» **PROBLEM TO SOLVE**:
Return all of the data below verbatim and exclude every picture.

» **ENTRIES SUPPLIED**:
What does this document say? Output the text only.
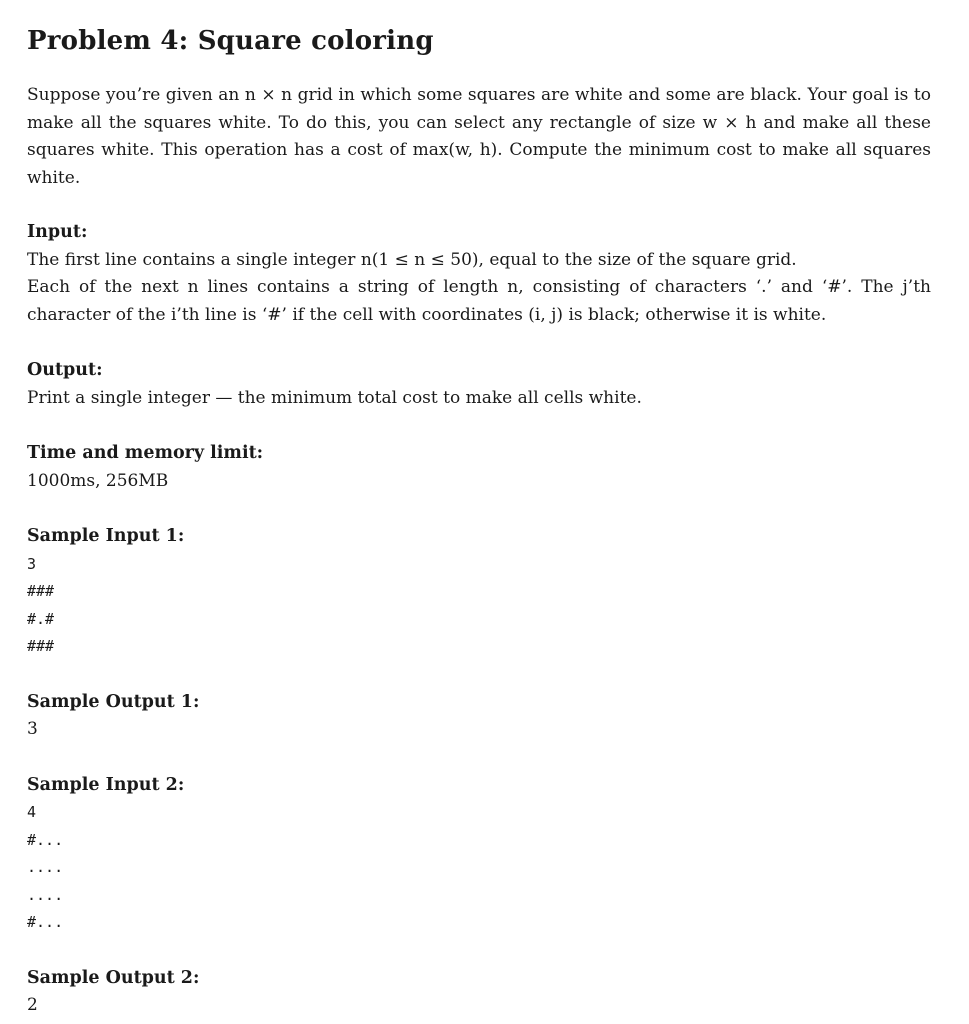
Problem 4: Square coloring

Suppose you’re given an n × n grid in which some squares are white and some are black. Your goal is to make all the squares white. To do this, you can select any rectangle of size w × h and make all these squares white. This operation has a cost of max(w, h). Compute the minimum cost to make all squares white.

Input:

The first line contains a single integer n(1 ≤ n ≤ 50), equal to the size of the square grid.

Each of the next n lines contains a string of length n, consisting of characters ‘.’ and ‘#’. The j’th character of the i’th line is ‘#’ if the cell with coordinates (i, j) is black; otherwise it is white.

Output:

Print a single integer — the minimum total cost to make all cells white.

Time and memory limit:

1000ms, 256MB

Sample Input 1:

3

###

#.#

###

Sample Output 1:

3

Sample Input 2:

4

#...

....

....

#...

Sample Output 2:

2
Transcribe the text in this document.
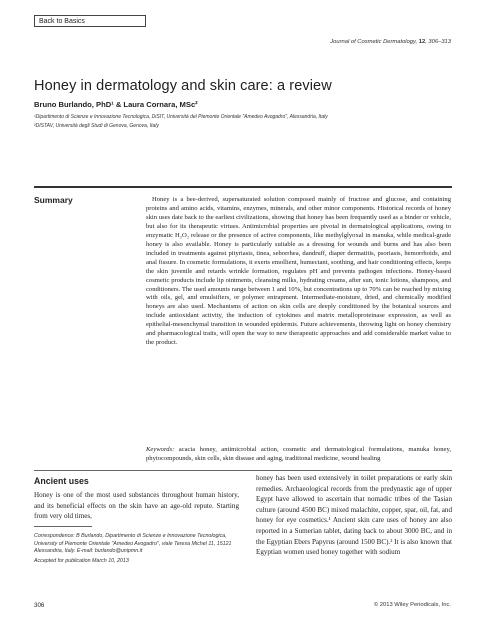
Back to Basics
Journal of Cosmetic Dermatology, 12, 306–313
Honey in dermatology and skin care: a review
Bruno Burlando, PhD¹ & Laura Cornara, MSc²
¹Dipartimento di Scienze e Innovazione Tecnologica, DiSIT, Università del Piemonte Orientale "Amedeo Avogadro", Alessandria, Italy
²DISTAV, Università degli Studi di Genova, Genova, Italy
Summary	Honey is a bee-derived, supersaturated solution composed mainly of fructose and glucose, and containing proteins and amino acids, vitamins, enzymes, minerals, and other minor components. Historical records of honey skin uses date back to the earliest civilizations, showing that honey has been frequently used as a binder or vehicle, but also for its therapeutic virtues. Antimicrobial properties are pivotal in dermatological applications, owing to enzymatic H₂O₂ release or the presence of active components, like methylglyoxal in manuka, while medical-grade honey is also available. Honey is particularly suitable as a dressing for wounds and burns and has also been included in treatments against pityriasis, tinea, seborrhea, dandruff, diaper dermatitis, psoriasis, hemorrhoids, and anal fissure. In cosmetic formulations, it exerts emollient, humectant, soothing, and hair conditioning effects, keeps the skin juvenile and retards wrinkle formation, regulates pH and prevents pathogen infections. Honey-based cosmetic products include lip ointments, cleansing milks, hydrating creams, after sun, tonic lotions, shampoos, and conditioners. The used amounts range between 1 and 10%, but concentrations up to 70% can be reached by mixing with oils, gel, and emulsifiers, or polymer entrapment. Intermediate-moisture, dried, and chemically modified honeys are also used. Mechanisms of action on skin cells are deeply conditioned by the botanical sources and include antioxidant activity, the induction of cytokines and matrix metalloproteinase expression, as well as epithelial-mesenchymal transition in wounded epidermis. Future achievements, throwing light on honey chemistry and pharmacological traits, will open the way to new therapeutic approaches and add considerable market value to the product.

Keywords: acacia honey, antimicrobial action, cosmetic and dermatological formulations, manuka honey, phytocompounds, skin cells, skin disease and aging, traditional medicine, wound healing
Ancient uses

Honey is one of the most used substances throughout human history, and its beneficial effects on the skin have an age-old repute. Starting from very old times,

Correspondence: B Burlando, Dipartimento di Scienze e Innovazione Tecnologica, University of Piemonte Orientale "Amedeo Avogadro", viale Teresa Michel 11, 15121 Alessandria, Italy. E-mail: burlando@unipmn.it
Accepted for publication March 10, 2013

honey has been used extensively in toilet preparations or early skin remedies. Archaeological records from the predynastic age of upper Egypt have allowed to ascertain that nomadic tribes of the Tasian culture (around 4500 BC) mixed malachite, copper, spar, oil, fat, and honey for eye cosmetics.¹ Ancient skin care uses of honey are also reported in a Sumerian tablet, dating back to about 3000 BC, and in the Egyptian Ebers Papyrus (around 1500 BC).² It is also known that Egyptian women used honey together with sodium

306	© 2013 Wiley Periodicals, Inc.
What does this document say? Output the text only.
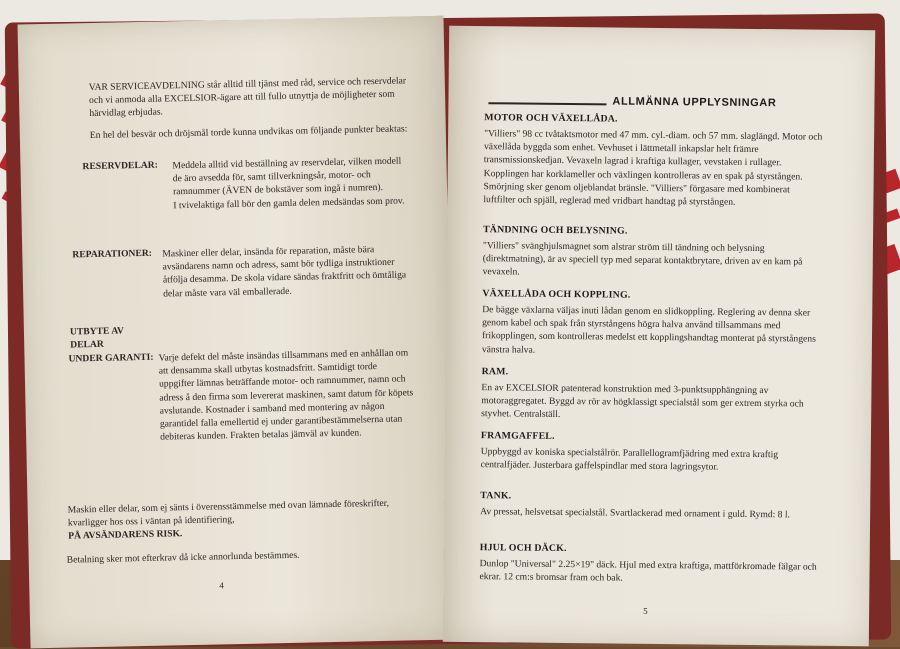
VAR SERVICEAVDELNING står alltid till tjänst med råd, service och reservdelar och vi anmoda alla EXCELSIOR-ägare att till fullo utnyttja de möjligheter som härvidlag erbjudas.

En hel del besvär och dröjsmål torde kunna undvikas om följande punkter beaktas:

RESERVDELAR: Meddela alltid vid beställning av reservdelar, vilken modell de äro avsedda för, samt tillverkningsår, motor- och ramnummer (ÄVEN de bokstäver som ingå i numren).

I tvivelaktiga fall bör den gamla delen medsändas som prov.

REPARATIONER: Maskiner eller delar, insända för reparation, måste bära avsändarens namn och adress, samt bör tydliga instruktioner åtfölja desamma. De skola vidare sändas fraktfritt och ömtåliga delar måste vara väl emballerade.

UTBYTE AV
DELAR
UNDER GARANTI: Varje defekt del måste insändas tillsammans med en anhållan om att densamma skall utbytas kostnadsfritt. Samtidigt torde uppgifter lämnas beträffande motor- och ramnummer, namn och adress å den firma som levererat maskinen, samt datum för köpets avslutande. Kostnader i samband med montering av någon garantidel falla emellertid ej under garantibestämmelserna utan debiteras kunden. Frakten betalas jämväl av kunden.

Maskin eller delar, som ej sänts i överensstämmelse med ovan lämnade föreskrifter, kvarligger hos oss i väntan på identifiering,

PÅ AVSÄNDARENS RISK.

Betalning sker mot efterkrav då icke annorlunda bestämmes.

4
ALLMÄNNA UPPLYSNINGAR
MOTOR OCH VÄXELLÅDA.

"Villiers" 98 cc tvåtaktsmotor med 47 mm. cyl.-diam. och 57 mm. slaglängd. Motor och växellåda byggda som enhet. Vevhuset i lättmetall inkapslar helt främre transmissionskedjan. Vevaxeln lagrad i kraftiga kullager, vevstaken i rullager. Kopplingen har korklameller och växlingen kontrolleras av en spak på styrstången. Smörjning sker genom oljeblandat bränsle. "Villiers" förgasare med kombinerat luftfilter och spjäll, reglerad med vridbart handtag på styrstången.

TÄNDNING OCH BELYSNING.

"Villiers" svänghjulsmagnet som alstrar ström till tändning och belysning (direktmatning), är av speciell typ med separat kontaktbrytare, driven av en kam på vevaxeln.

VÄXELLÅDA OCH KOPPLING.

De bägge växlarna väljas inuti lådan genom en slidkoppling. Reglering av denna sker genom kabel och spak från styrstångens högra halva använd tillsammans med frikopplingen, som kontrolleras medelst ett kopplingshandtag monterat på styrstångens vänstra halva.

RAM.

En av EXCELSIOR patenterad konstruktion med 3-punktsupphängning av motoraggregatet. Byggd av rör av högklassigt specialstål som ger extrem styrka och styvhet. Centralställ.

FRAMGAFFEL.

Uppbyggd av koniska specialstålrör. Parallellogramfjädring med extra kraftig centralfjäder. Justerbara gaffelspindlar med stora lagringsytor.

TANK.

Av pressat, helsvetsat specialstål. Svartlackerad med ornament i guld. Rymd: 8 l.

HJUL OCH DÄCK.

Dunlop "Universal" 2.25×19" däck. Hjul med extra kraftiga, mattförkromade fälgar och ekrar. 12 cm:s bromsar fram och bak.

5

» **OUTPUT**:
What does this document say? Output the text only.
Problem 4: Square coloring

Suppose you’re given an n × n grid in which some squares are white and some are black. Your goal is to make all the squares white. To do this, you can select any rectangle of size w × h and make all these squares white. This operation has a cost of max(w, h). Compute the minimum cost to make all squares white.

Input:

The first line contains a single integer n(1 ≤ n ≤ 50), equal to the size of the square grid.

Each of the next n lines contains a string of length n, consisting of characters ‘.’ and ‘#’. The j’th character of the i’th line is ‘#’ if the cell with coordinates (i, j) is black; otherwise it is white.

Output:

Print a single integer — the minimum total cost to make all cells white.

Time and memory limit:

1000ms, 256MB

Sample Input 1:

3

###

#.#

###

Sample Output 1:

3

Sample Input 2:

4

#...

....

....

#...

Sample Output 2:

2
Transcribe the text in this document.
Back to Basics
Journal of Cosmetic Dermatology, 12, 306–313
Honey in dermatology and skin care: a review
Bruno Burlando, PhD¹ & Laura Cornara, MSc²
¹Dipartimento di Scienze e Innovazione Tecnologica, DiSIT, Università del Piemonte Orientale "Amedeo Avogadro", Alessandria, Italy
²DISTAV, Università degli Studi di Genova, Genova, Italy
Summary	Honey is a bee-derived, supersaturated solution composed mainly of fructose and glucose, and containing proteins and amino acids, vitamins, enzymes, minerals, and other minor components. Historical records of honey skin uses date back to the earliest civilizations, showing that honey has been frequently used as a binder or vehicle, but also for its therapeutic virtues. Antimicrobial properties are pivotal in dermatological applications, owing to enzymatic H₂O₂ release or the presence of active components, like methylglyoxal in manuka, while medical-grade honey is also available. Honey is particularly suitable as a dressing for wounds and burns and has also been included in treatments against pityriasis, tinea, seborrhea, dandruff, diaper dermatitis, psoriasis, hemorrhoids, and anal fissure. In cosmetic formulations, it exerts emollient, humectant, soothing, and hair conditioning effects, keeps the skin juvenile and retards wrinkle formation, regulates pH and prevents pathogen infections. Honey-based cosmetic products include lip ointments, cleansing milks, hydrating creams, after sun, tonic lotions, shampoos, and conditioners. The used amounts range between 1 and 10%, but concentrations up to 70% can be reached by mixing with oils, gel, and emulsifiers, or polymer entrapment. Intermediate-moisture, dried, and chemically modified honeys are also used. Mechanisms of action on skin cells are deeply conditioned by the botanical sources and include antioxidant activity, the induction of cytokines and matrix metalloproteinase expression, as well as epithelial-mesenchymal transition in wounded epidermis. Future achievements, throwing light on honey chemistry and pharmacological traits, will open the way to new therapeutic approaches and add considerable market value to the product.

Keywords: acacia honey, antimicrobial action, cosmetic and dermatological formulations, manuka honey, phytocompounds, skin cells, skin disease and aging, traditional medicine, wound healing
Ancient uses

Honey is one of the most used substances throughout human history, and its beneficial effects on the skin have an age-old repute. Starting from very old times,

Correspondence: B Burlando, Dipartimento di Scienze e Innovazione Tecnologica, University of Piemonte Orientale "Amedeo Avogadro", viale Teresa Michel 11, 15121 Alessandria, Italy. E-mail: burlando@unipmn.it
Accepted for publication March 10, 2013

honey has been used extensively in toilet preparations or early skin remedies. Archaeological records from the predynastic age of upper Egypt have allowed to ascertain that nomadic tribes of the Tasian culture (around 4500 BC) mixed malachite, copper, spar, oil, fat, and honey for eye cosmetics.¹ Ancient skin care uses of honey are also reported in a Sumerian tablet, dating back to about 3000 BC, and in the Egyptian Ebers Papyrus (around 1500 BC).² It is also known that Egyptian women used honey together with sodium

306	© 2013 Wiley Periodicals, Inc.
What does this document say? Output the text only.
VAR SERVICEAVDELNING står alltid till tjänst med råd, service och reservdelar och vi anmoda alla EXCELSIOR-ägare att till fullo utnyttja de möjligheter som härvidlag erbjudas.

En hel del besvär och dröjsmål torde kunna undvikas om följande punkter beaktas:

RESERVDELAR: Meddela alltid vid beställning av reservdelar, vilken modell de äro avsedda för, samt tillverkningsår, motor- och ramnummer (ÄVEN de bokstäver som ingå i numren).

I tvivelaktiga fall bör den gamla delen medsändas som prov.

REPARATIONER: Maskiner eller delar, insända för reparation, måste bära avsändarens namn och adress, samt bör tydliga instruktioner åtfölja desamma. De skola vidare sändas fraktfritt och ömtåliga delar måste vara väl emballerade.

UTBYTE AV
DELAR
UNDER GARANTI: Varje defekt del måste insändas tillsammans med en anhållan om att densamma skall utbytas kostnadsfritt. Samtidigt torde uppgifter lämnas beträffande motor- och ramnummer, namn och adress å den firma som levererat maskinen, samt datum för köpets avslutande. Kostnader i samband med montering av någon garantidel falla emellertid ej under garantibestämmelserna utan debiteras kunden. Frakten betalas jämväl av kunden.

Maskin eller delar, som ej sänts i överensstämmelse med ovan lämnade föreskrifter, kvarligger hos oss i väntan på identifiering,

PÅ AVSÄNDARENS RISK.

Betalning sker mot efterkrav då icke annorlunda bestämmes.

4
ALLMÄNNA UPPLYSNINGAR
MOTOR OCH VÄXELLÅDA.

"Villiers" 98 cc tvåtaktsmotor med 47 mm. cyl.-diam. och 57 mm. slaglängd. Motor och växellåda byggda som enhet. Vevhuset i lättmetall inkapslar helt främre transmissionskedjan. Vevaxeln lagrad i kraftiga kullager, vevstaken i rullager. Kopplingen har korklameller och växlingen kontrolleras av en spak på styrstången. Smörjning sker genom oljeblandat bränsle. "Villiers" förgasare med kombinerat luftfilter och spjäll, reglerad med vridbart handtag på styrstången.

TÄNDNING OCH BELYSNING.

"Villiers" svänghjulsmagnet som alstrar ström till tändning och belysning (direktmatning), är av speciell typ med separat kontaktbrytare, driven av en kam på vevaxeln.

VÄXELLÅDA OCH KOPPLING.

De bägge växlarna väljas inuti lådan genom en slidkoppling. Reglering av denna sker genom kabel och spak från styrstångens högra halva använd tillsammans med frikopplingen, som kontrolleras medelst ett kopplingshandtag monterat på styrstångens vänstra halva.

RAM.

En av EXCELSIOR patenterad konstruktion med 3-punktsupphängning av motoraggregatet. Byggd av rör av högklassigt specialstål som ger extrem styrka och styvhet. Centralställ.

FRAMGAFFEL.

Uppbyggd av koniska specialstålrör. Parallellogramfjädring med extra kraftig centralfjäder. Justerbara gaffelspindlar med stora lagringsytor.

TANK.

Av pressat, helsvetsat specialstål. Svartlackerad med ornament i guld. Rymd: 8 l.

HJUL OCH DÄCK.

Dunlop "Universal" 2.25×19" däck. Hjul med extra kraftiga, mattförkromade fälgar och ekrar. 12 cm:s bromsar fram och bak.

5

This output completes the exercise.